SET EXERCISE
Wherever the string "Notes" appears in the listing, copy that line.

--- Begin EXCERPTED RECORDS ---

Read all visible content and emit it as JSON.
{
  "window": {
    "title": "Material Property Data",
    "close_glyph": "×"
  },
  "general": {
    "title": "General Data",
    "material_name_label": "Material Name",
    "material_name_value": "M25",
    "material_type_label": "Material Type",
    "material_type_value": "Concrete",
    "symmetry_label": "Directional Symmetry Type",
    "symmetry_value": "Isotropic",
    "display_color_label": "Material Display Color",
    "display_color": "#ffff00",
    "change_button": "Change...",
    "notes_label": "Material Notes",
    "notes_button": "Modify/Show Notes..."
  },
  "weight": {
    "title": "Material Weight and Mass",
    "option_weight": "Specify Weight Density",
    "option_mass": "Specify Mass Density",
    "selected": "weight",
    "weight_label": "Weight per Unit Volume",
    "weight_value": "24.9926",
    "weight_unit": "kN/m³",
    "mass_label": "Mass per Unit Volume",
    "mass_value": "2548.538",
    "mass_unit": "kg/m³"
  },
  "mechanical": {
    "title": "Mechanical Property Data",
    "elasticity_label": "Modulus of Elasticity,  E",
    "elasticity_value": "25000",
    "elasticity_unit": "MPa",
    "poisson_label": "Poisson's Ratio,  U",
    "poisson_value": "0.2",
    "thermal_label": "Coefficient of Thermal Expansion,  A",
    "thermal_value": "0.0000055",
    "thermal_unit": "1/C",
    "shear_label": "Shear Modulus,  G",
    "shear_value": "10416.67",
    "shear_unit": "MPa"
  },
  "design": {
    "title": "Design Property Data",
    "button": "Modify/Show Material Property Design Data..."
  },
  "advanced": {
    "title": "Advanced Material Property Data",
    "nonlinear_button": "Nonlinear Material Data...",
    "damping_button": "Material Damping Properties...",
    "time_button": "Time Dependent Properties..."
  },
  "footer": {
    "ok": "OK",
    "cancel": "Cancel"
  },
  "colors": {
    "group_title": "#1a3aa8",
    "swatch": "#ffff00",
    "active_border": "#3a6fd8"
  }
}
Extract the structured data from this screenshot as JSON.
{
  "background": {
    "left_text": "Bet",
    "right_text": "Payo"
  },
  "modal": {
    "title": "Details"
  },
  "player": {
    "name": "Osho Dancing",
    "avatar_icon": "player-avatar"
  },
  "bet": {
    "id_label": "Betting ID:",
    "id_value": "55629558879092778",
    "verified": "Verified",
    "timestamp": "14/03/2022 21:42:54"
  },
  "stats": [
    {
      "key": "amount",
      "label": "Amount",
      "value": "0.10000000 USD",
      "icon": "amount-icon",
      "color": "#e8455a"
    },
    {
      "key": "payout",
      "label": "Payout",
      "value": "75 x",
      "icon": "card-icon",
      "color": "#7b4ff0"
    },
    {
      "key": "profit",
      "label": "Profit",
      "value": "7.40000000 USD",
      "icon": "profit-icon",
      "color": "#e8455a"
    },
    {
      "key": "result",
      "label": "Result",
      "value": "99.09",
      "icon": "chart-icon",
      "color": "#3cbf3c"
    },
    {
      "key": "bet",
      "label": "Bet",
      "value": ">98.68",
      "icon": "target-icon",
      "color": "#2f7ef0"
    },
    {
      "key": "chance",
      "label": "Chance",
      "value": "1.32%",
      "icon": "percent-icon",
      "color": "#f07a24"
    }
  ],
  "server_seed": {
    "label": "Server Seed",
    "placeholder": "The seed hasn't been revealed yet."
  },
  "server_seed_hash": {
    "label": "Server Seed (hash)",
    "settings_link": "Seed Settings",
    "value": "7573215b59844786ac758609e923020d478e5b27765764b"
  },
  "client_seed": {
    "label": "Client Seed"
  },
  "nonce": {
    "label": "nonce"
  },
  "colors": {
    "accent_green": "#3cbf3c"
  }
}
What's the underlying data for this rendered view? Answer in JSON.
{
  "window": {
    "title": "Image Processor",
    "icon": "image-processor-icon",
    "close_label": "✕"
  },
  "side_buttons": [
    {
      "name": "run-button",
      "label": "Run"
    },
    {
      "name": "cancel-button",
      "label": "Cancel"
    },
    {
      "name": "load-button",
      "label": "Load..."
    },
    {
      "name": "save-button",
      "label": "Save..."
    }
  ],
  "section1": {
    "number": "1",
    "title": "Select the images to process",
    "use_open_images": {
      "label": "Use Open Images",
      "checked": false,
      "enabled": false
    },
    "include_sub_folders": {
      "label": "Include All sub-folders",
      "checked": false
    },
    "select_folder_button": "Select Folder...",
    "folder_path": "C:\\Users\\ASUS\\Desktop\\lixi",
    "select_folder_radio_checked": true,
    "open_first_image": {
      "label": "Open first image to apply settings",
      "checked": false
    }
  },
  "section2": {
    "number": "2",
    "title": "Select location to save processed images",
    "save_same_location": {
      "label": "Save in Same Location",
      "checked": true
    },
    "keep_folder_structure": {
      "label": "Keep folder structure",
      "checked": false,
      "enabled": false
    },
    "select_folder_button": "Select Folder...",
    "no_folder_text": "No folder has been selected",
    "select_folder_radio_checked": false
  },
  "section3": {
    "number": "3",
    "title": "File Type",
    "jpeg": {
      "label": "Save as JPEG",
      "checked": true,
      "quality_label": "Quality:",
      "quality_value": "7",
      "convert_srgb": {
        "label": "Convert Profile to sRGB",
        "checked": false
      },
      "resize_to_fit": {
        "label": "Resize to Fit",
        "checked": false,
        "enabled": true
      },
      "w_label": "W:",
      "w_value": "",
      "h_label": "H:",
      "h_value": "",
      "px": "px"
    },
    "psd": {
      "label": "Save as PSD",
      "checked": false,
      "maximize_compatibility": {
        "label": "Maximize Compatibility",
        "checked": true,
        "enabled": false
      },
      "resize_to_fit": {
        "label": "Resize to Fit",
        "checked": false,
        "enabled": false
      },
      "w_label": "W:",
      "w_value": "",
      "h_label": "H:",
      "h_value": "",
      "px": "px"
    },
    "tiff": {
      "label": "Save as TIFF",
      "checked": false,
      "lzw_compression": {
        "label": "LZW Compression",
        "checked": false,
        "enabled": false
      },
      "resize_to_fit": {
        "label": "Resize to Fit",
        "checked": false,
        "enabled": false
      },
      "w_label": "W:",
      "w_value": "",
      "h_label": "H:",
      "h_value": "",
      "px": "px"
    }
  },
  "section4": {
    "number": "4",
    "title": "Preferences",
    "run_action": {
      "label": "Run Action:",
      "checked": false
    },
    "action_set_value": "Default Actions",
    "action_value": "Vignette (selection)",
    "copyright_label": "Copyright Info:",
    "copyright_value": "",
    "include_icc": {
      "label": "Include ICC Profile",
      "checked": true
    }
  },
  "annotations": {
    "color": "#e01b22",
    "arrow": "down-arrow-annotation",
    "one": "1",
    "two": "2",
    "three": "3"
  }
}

--- End EXCERPTED RECORDS ---

WRITTEN ANSWER
    "notes_label": "Material Notes",
    "notes_button": "Modify/Show Notes..."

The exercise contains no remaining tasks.